Stored data entries
────────

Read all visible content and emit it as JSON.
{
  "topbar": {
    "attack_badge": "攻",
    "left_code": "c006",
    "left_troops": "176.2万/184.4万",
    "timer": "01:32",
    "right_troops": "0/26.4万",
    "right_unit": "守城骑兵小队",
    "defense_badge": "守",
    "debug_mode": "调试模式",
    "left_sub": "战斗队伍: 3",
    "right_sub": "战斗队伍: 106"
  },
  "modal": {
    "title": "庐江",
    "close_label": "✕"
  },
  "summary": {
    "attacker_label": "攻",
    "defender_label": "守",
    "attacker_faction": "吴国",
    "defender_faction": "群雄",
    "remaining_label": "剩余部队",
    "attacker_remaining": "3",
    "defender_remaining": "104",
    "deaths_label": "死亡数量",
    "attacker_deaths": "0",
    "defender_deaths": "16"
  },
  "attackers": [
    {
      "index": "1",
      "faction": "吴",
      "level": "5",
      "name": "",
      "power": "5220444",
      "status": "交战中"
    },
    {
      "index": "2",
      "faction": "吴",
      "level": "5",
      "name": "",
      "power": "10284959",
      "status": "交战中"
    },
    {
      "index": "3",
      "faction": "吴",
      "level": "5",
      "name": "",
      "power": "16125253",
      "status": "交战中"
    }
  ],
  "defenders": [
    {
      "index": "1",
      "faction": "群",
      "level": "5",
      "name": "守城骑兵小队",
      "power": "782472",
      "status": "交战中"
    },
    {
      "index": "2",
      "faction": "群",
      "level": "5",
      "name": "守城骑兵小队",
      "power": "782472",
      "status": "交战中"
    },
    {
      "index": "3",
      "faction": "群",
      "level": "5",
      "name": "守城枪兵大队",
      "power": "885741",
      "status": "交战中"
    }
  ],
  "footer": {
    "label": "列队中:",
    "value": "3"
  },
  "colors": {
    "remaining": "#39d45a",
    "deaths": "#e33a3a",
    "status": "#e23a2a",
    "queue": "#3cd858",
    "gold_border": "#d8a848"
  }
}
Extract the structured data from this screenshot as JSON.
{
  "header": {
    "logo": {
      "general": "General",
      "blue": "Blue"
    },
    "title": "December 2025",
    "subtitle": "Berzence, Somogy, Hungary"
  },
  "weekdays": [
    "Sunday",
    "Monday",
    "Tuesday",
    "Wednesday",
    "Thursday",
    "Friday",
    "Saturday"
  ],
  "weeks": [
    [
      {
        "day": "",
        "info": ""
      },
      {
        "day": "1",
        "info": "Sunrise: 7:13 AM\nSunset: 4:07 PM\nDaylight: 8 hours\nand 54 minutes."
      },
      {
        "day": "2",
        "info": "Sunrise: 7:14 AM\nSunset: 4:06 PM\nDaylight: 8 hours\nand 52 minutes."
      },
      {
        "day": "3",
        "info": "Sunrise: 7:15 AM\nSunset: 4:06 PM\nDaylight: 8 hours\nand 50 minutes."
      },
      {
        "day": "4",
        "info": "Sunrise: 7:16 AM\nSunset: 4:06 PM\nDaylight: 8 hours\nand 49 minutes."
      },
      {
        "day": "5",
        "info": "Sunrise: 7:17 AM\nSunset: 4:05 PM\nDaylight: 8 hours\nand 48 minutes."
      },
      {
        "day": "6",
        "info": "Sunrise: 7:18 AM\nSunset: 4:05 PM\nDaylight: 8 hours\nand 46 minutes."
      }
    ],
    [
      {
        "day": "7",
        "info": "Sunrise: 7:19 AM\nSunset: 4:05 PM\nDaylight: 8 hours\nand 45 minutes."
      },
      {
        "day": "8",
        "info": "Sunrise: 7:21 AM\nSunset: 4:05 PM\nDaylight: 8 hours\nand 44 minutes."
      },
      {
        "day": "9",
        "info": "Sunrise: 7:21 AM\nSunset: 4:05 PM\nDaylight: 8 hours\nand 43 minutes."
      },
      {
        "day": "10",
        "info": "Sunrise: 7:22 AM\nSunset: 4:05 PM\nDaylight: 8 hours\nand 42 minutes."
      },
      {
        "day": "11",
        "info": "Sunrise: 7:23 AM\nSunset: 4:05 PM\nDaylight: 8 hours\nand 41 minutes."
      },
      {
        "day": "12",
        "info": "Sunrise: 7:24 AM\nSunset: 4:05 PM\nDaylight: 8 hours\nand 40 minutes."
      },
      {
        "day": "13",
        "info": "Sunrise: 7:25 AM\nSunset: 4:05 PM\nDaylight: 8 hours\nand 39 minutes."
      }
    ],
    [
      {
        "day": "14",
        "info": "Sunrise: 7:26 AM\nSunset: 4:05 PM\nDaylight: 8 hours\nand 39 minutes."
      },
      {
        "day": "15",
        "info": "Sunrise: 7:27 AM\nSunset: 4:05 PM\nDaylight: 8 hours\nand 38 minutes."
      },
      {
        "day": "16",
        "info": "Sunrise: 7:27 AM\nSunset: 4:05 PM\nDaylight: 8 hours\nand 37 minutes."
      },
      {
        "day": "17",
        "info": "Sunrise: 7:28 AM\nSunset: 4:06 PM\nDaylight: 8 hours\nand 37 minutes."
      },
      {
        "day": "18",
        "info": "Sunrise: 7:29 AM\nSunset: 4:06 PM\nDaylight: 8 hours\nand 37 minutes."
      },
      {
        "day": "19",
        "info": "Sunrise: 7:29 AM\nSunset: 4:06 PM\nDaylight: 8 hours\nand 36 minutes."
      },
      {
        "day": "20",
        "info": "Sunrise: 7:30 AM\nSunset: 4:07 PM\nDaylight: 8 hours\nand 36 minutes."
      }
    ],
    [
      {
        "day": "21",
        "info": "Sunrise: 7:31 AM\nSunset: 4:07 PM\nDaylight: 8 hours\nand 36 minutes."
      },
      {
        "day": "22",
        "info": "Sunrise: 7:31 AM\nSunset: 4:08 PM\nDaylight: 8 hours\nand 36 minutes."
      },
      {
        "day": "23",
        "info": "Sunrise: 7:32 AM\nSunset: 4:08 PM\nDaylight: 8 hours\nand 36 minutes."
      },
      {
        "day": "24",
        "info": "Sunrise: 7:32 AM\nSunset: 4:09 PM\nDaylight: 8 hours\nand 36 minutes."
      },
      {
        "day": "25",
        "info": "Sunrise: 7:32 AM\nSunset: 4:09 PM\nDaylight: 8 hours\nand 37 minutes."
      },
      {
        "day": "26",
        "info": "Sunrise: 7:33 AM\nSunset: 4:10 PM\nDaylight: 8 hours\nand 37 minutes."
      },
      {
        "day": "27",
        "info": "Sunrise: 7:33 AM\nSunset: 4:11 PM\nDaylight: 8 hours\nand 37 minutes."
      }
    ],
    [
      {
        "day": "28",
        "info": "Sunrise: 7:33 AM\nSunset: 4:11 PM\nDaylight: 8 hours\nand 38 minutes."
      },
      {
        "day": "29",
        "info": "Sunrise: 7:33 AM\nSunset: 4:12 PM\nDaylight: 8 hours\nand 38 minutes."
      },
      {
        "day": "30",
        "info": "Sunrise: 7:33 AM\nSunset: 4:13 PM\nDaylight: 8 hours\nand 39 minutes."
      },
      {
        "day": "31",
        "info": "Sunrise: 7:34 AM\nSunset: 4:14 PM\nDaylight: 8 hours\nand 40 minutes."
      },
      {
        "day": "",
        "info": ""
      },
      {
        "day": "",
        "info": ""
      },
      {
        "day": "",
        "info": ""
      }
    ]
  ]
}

────────

■ What you need to do: Repeat the entries shown above, every one, word for word.

■ Completed task:
Read all visible content and emit it as JSON.
{
  "topbar": {
    "attack_badge": "攻",
    "left_code": "c006",
    "left_troops": "176.2万/184.4万",
    "timer": "01:32",
    "right_troops": "0/26.4万",
    "right_unit": "守城骑兵小队",
    "defense_badge": "守",
    "debug_mode": "调试模式",
    "left_sub": "战斗队伍: 3",
    "right_sub": "战斗队伍: 106"
  },
  "modal": {
    "title": "庐江",
    "close_label": "✕"
  },
  "summary": {
    "attacker_label": "攻",
    "defender_label": "守",
    "attacker_faction": "吴国",
    "defender_faction": "群雄",
    "remaining_label": "剩余部队",
    "attacker_remaining": "3",
    "defender_remaining": "104",
    "deaths_label": "死亡数量",
    "attacker_deaths": "0",
    "defender_deaths": "16"
  },
  "attackers": [
    {
      "index": "1",
      "faction": "吴",
      "level": "5",
      "name": "",
      "power": "5220444",
      "status": "交战中"
    },
    {
      "index": "2",
      "faction": "吴",
      "level": "5",
      "name": "",
      "power": "10284959",
      "status": "交战中"
    },
    {
      "index": "3",
      "faction": "吴",
      "level": "5",
      "name": "",
      "power": "16125253",
      "status": "交战中"
    }
  ],
  "defenders": [
    {
      "index": "1",
      "faction": "群",
      "level": "5",
      "name": "守城骑兵小队",
      "power": "782472",
      "status": "交战中"
    },
    {
      "index": "2",
      "faction": "群",
      "level": "5",
      "name": "守城骑兵小队",
      "power": "782472",
      "status": "交战中"
    },
    {
      "index": "3",
      "faction": "群",
      "level": "5",
      "name": "守城枪兵大队",
      "power": "885741",
      "status": "交战中"
    }
  ],
  "footer": {
    "label": "列队中:",
    "value": "3"
  },
  "colors": {
    "remaining": "#39d45a",
    "deaths": "#e33a3a",
    "status": "#e23a2a",
    "queue": "#3cd858",
    "gold_border": "#d8a848"
  }
}
Extract the structured data from this screenshot as JSON.
{
  "header": {
    "logo": {
      "general": "General",
      "blue": "Blue"
    },
    "title": "December 2025",
    "subtitle": "Berzence, Somogy, Hungary"
  },
  "weekdays": [
    "Sunday",
    "Monday",
    "Tuesday",
    "Wednesday",
    "Thursday",
    "Friday",
    "Saturday"
  ],
  "weeks": [
    [
      {
        "day": "",
        "info": ""
      },
      {
        "day": "1",
        "info": "Sunrise: 7:13 AM\nSunset: 4:07 PM\nDaylight: 8 hours\nand 54 minutes."
      },
      {
        "day": "2",
        "info": "Sunrise: 7:14 AM\nSunset: 4:06 PM\nDaylight: 8 hours\nand 52 minutes."
      },
      {
        "day": "3",
        "info": "Sunrise: 7:15 AM\nSunset: 4:06 PM\nDaylight: 8 hours\nand 50 minutes."
      },
      {
        "day": "4",
        "info": "Sunrise: 7:16 AM\nSunset: 4:06 PM\nDaylight: 8 hours\nand 49 minutes."
      },
      {
        "day": "5",
        "info": "Sunrise: 7:17 AM\nSunset: 4:05 PM\nDaylight: 8 hours\nand 48 minutes."
      },
      {
        "day": "6",
        "info": "Sunrise: 7:18 AM\nSunset: 4:05 PM\nDaylight: 8 hours\nand 46 minutes."
      }
    ],
    [
      {
        "day": "7",
        "info": "Sunrise: 7:19 AM\nSunset: 4:05 PM\nDaylight: 8 hours\nand 45 minutes."
      },
      {
        "day": "8",
        "info": "Sunrise: 7:21 AM\nSunset: 4:05 PM\nDaylight: 8 hours\nand 44 minutes."
      },
      {
        "day": "9",
        "info": "Sunrise: 7:21 AM\nSunset: 4:05 PM\nDaylight: 8 hours\nand 43 minutes."
      },
      {
        "day": "10",
        "info": "Sunrise: 7:22 AM\nSunset: 4:05 PM\nDaylight: 8 hours\nand 42 minutes."
      },
      {
        "day": "11",
        "info": "Sunrise: 7:23 AM\nSunset: 4:05 PM\nDaylight: 8 hours\nand 41 minutes."
      },
      {
        "day": "12",
        "info": "Sunrise: 7:24 AM\nSunset: 4:05 PM\nDaylight: 8 hours\nand 40 minutes."
      },
      {
        "day": "13",
        "info": "Sunrise: 7:25 AM\nSunset: 4:05 PM\nDaylight: 8 hours\nand 39 minutes."
      }
    ],
    [
      {
        "day": "14",
        "info": "Sunrise: 7:26 AM\nSunset: 4:05 PM\nDaylight: 8 hours\nand 39 minutes."
      },
      {
        "day": "15",
        "info": "Sunrise: 7:27 AM\nSunset: 4:05 PM\nDaylight: 8 hours\nand 38 minutes."
      },
      {
        "day": "16",
        "info": "Sunrise: 7:27 AM\nSunset: 4:05 PM\nDaylight: 8 hours\nand 37 minutes."
      },
      {
        "day": "17",
        "info": "Sunrise: 7:28 AM\nSunset: 4:06 PM\nDaylight: 8 hours\nand 37 minutes."
      },
      {
        "day": "18",
        "info": "Sunrise: 7:29 AM\nSunset: 4:06 PM\nDaylight: 8 hours\nand 37 minutes."
      },
      {
        "day": "19",
        "info": "Sunrise: 7:29 AM\nSunset: 4:06 PM\nDaylight: 8 hours\nand 36 minutes."
      },
      {
        "day": "20",
        "info": "Sunrise: 7:30 AM\nSunset: 4:07 PM\nDaylight: 8 hours\nand 36 minutes."
      }
    ],
    [
      {
        "day": "21",
        "info": "Sunrise: 7:31 AM\nSunset: 4:07 PM\nDaylight: 8 hours\nand 36 minutes."
      },
      {
        "day": "22",
        "info": "Sunrise: 7:31 AM\nSunset: 4:08 PM\nDaylight: 8 hours\nand 36 minutes."
      },
      {
        "day": "23",
        "info": "Sunrise: 7:32 AM\nSunset: 4:08 PM\nDaylight: 8 hours\nand 36 minutes."
      },
      {
        "day": "24",
        "info": "Sunrise: 7:32 AM\nSunset: 4:09 PM\nDaylight: 8 hours\nand 36 minutes."
      },
      {
        "day": "25",
        "info": "Sunrise: 7:32 AM\nSunset: 4:09 PM\nDaylight: 8 hours\nand 37 minutes."
      },
      {
        "day": "26",
        "info": "Sunrise: 7:33 AM\nSunset: 4:10 PM\nDaylight: 8 hours\nand 37 minutes."
      },
      {
        "day": "27",
        "info": "Sunrise: 7:33 AM\nSunset: 4:11 PM\nDaylight: 8 hours\nand 37 minutes."
      }
    ],
    [
      {
        "day": "28",
        "info": "Sunrise: 7:33 AM\nSunset: 4:11 PM\nDaylight: 8 hours\nand 38 minutes."
      },
      {
        "day": "29",
        "info": "Sunrise: 7:33 AM\nSunset: 4:12 PM\nDaylight: 8 hours\nand 38 minutes."
      },
      {
        "day": "30",
        "info": "Sunrise: 7:33 AM\nSunset: 4:13 PM\nDaylight: 8 hours\nand 39 minutes."
      },
      {
        "day": "31",
        "info": "Sunrise: 7:34 AM\nSunset: 4:14 PM\nDaylight: 8 hours\nand 40 minutes."
      },
      {
        "day": "",
        "info": ""
      },
      {
        "day": "",
        "info": ""
      },
      {
        "day": "",
        "info": ""
      }
    ]
  ]
}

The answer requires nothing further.